TASK PROMPT>
Extract the entries in their exact form.

EXTRACTED MATERIAL>
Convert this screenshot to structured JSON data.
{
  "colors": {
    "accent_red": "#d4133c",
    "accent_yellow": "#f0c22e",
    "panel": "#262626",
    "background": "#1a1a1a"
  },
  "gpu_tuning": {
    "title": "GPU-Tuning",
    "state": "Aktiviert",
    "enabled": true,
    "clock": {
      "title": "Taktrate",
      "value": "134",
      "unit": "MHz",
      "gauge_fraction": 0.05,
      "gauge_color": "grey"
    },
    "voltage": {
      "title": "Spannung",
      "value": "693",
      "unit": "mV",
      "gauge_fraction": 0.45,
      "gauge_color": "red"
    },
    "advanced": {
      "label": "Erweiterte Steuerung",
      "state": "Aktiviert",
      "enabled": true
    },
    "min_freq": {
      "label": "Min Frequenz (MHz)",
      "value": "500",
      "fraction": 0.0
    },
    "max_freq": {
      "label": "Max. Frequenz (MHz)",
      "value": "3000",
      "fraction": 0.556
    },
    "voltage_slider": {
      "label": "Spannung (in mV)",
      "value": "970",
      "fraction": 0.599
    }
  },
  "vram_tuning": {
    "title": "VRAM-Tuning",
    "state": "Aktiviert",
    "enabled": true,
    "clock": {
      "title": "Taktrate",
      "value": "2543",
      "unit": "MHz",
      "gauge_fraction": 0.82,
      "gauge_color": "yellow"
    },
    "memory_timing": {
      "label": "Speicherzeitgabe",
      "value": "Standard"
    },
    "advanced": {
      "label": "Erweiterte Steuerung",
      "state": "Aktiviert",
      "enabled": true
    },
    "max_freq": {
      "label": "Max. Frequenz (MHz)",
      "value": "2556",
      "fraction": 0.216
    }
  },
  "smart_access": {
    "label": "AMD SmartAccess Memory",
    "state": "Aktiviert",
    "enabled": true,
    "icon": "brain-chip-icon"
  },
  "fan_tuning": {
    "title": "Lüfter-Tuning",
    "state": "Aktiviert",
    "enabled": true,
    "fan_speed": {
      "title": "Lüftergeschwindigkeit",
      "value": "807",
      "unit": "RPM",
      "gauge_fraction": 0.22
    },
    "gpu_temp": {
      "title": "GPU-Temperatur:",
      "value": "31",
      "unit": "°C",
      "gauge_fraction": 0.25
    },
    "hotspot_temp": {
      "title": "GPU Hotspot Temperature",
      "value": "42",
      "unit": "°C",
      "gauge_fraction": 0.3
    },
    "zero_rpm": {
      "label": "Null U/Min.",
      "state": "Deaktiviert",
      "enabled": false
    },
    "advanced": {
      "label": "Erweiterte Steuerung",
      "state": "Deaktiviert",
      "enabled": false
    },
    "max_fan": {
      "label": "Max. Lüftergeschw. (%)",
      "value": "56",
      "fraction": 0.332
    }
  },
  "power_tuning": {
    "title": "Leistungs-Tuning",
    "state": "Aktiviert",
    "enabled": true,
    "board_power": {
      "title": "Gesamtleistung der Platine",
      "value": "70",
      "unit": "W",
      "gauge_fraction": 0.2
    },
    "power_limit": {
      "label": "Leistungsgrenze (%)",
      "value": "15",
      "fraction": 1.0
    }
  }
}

OUTPUT OF THE EXERCISE>
Convert this screenshot to structured JSON data.
{
  "colors": {
    "accent_red": "#d4133c",
    "accent_yellow": "#f0c22e",
    "panel": "#262626",
    "background": "#1a1a1a"
  },
  "gpu_tuning": {
    "title": "GPU-Tuning",
    "state": "Aktiviert",
    "enabled": true,
    "clock": {
      "title": "Taktrate",
      "value": "134",
      "unit": "MHz",
      "gauge_fraction": 0.05,
      "gauge_color": "grey"
    },
    "voltage": {
      "title": "Spannung",
      "value": "693",
      "unit": "mV",
      "gauge_fraction": 0.45,
      "gauge_color": "red"
    },
    "advanced": {
      "label": "Erweiterte Steuerung",
      "state": "Aktiviert",
      "enabled": true
    },
    "min_freq": {
      "label": "Min Frequenz (MHz)",
      "value": "500",
      "fraction": 0.0
    },
    "max_freq": {
      "label": "Max. Frequenz (MHz)",
      "value": "3000",
      "fraction": 0.556
    },
    "voltage_slider": {
      "label": "Spannung (in mV)",
      "value": "970",
      "fraction": 0.599
    }
  },
  "vram_tuning": {
    "title": "VRAM-Tuning",
    "state": "Aktiviert",
    "enabled": true,
    "clock": {
      "title": "Taktrate",
      "value": "2543",
      "unit": "MHz",
      "gauge_fraction": 0.82,
      "gauge_color": "yellow"
    },
    "memory_timing": {
      "label": "Speicherzeitgabe",
      "value": "Standard"
    },
    "advanced": {
      "label": "Erweiterte Steuerung",
      "state": "Aktiviert",
      "enabled": true
    },
    "max_freq": {
      "label": "Max. Frequenz (MHz)",
      "value": "2556",
      "fraction": 0.216
    }
  },
  "smart_access": {
    "label": "AMD SmartAccess Memory",
    "state": "Aktiviert",
    "enabled": true,
    "icon": "brain-chip-icon"
  },
  "fan_tuning": {
    "title": "Lüfter-Tuning",
    "state": "Aktiviert",
    "enabled": true,
    "fan_speed": {
      "title": "Lüftergeschwindigkeit",
      "value": "807",
      "unit": "RPM",
      "gauge_fraction": 0.22
    },
    "gpu_temp": {
      "title": "GPU-Temperatur:",
      "value": "31",
      "unit": "°C",
      "gauge_fraction": 0.25
    },
    "hotspot_temp": {
      "title": "GPU Hotspot Temperature",
      "value": "42",
      "unit": "°C",
      "gauge_fraction": 0.3
    },
    "zero_rpm": {
      "label": "Null U/Min.",
      "state": "Deaktiviert",
      "enabled": false
    },
    "advanced": {
      "label": "Erweiterte Steuerung",
      "state": "Deaktiviert",
      "enabled": false
    },
    "max_fan": {
      "label": "Max. Lüftergeschw. (%)",
      "value": "56",
      "fraction": 0.332
    }
  },
  "power_tuning": {
    "title": "Leistungs-Tuning",
    "state": "Aktiviert",
    "enabled": true,
    "board_power": {
      "title": "Gesamtleistung der Platine",
      "value": "70",
      "unit": "W",
      "gauge_fraction": 0.2
    },
    "power_limit": {
      "label": "Leistungsgrenze (%)",
      "value": "15",
      "fraction": 1.0
    }
  }
}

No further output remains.